# start of SUPPLIED MATERIAL

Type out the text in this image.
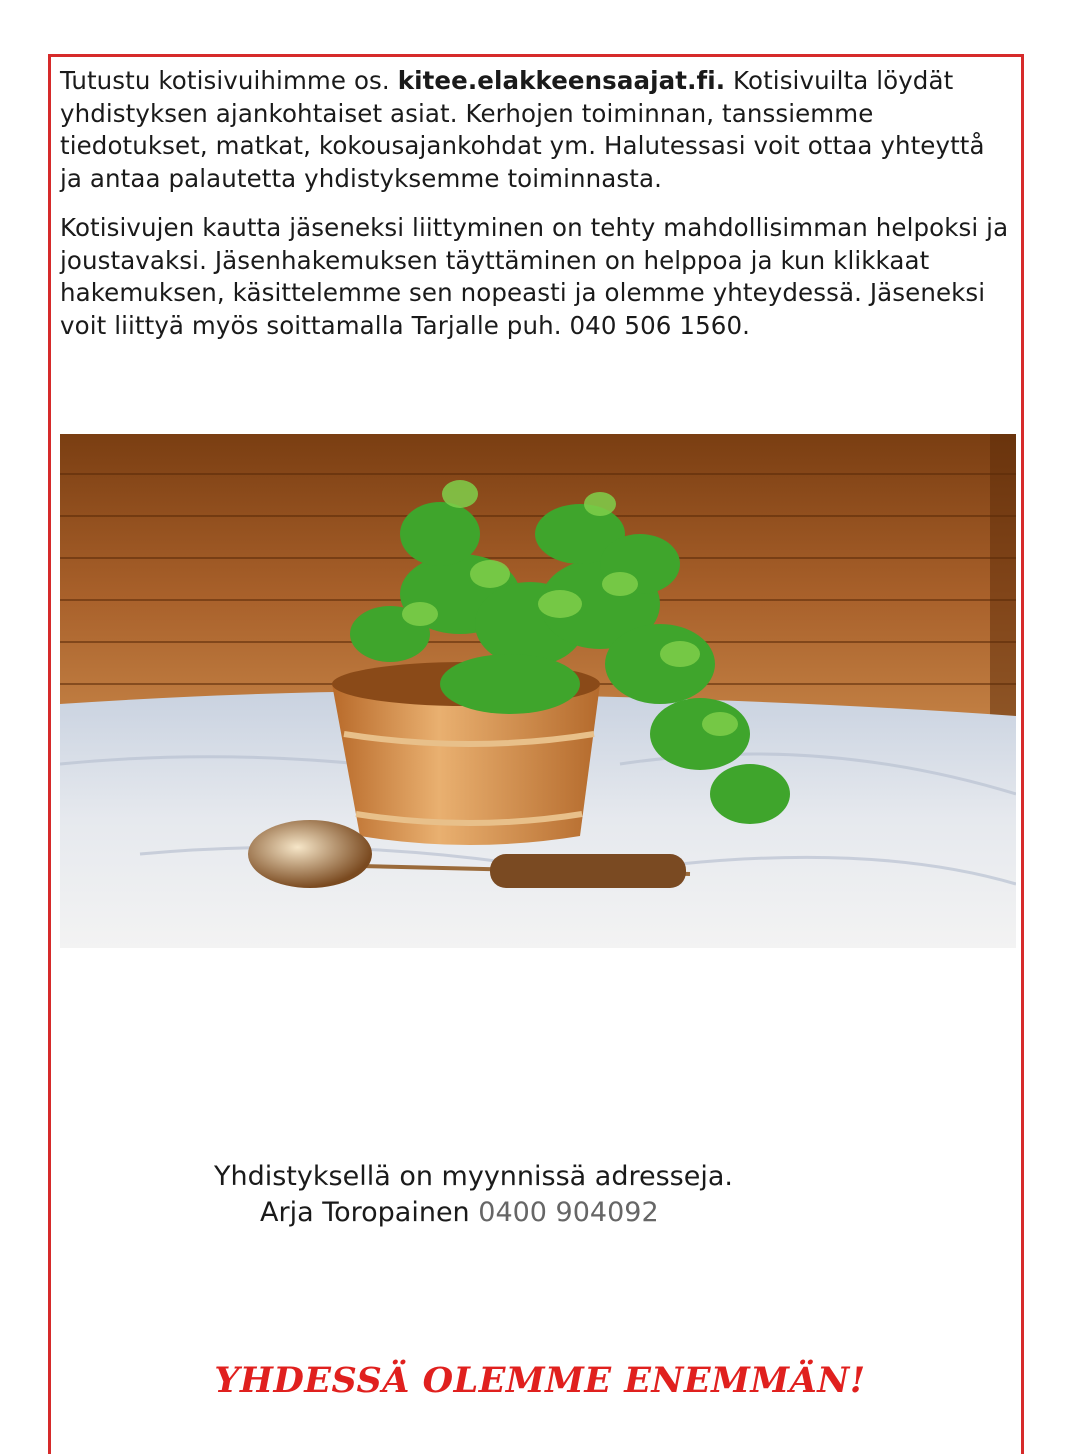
Tutustu kotisivuihimme os. kitee.elakkeensaajat.fi. Kotisivuilta löydät yhdistyksen ajankohtaiset asiat. Kerhojen toiminnan, tanssiemme tiedotukset, matkat, kokousajankohdat ym. Halutessasi voit ottaa yhteyttå ja antaa palautetta yhdistyksemme toiminnasta.
Kotisivujen kautta jäseneksi liittyminen on tehty mahdollisimman helpoksi ja joustavaksi. Jäsenhakemuksen täyttäminen on helppoa ja kun klikkaat hakemuksen, käsittelemme sen nopeasti ja olemme yhteydessä. Jäseneksi voit liittyä myös soittamalla Tarjalle puh. 040 506 1560.
Yhdistyksellä on myynnissä adresseja.
Arja Toropainen 0400 904092
YHDESSÄ OLEMME ENEMMÄN!
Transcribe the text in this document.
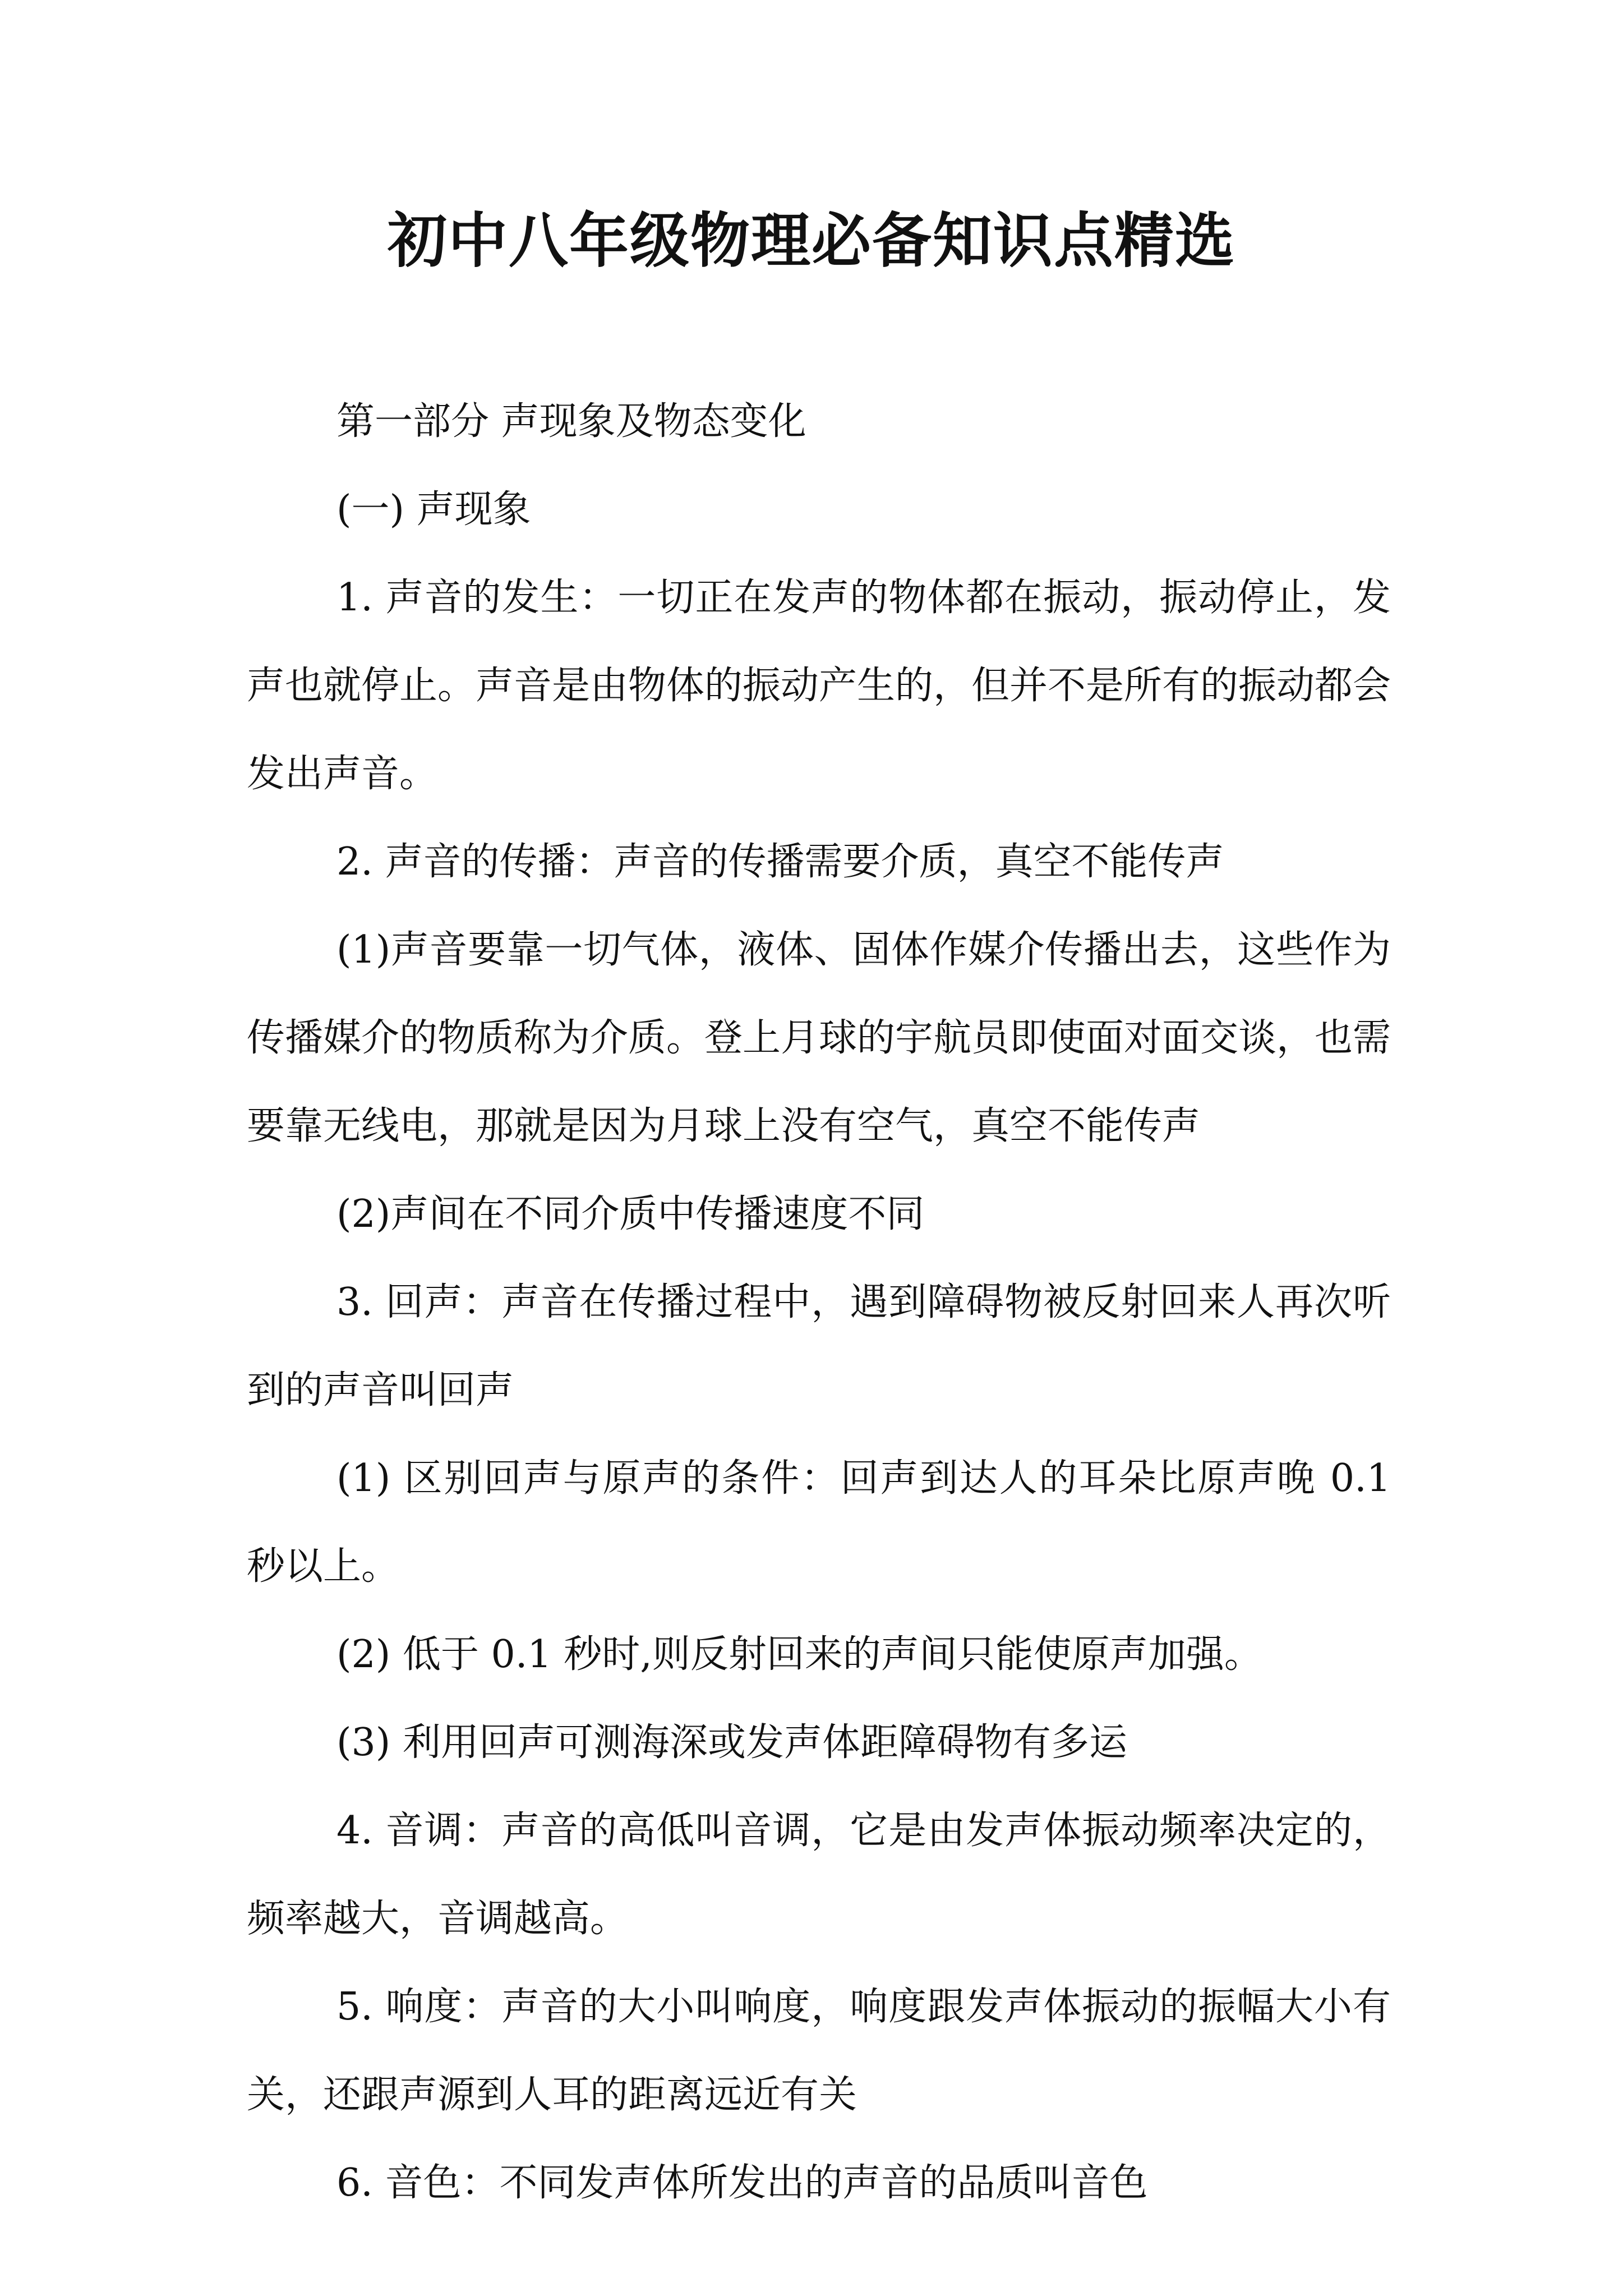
初中八年级物理必备知识点精选

第一部分 声现象及物态变化

(一) 声现象

1. 声音的发生：一切正在发声的物体都在振动，振动停止，发声也就停止。声音是由物体的振动产生的，但并不是所有的振动都会发出声音。

2. 声音的传播：声音的传播需要介质，真空不能传声

(1)声音要靠一切气体，液体、固体作媒介传播出去，这些作为传播媒介的物质称为介质。登上月球的宇航员即使面对面交谈，也需要靠无线电，那就是因为月球上没有空气，真空不能传声

(2)声间在不同介质中传播速度不同

3. 回声：声音在传播过程中，遇到障碍物被反射回来人再次听到的声音叫回声

(1) 区别回声与原声的条件：回声到达人的耳朵比原声晚 0.1 秒以上。

(2) 低于 0.1 秒时,则反射回来的声间只能使原声加强。

(3) 利用回声可测海深或发声体距障碍物有多运

4. 音调：声音的高低叫音调，它是由发声体振动频率决定的，频率越大，音调越高。

5. 响度：声音的大小叫响度，响度跟发声体振动的振幅大小有关，还跟声源到人耳的距离远近有关

6. 音色：不同发声体所发出的声音的品质叫音色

# end of SUPPLIED MATERIAL

REQUIRED TASK
Gather all lines where the word "this" appears.

FINAL ANSWER
Type out the text in this image.
Transcribe the text in this document.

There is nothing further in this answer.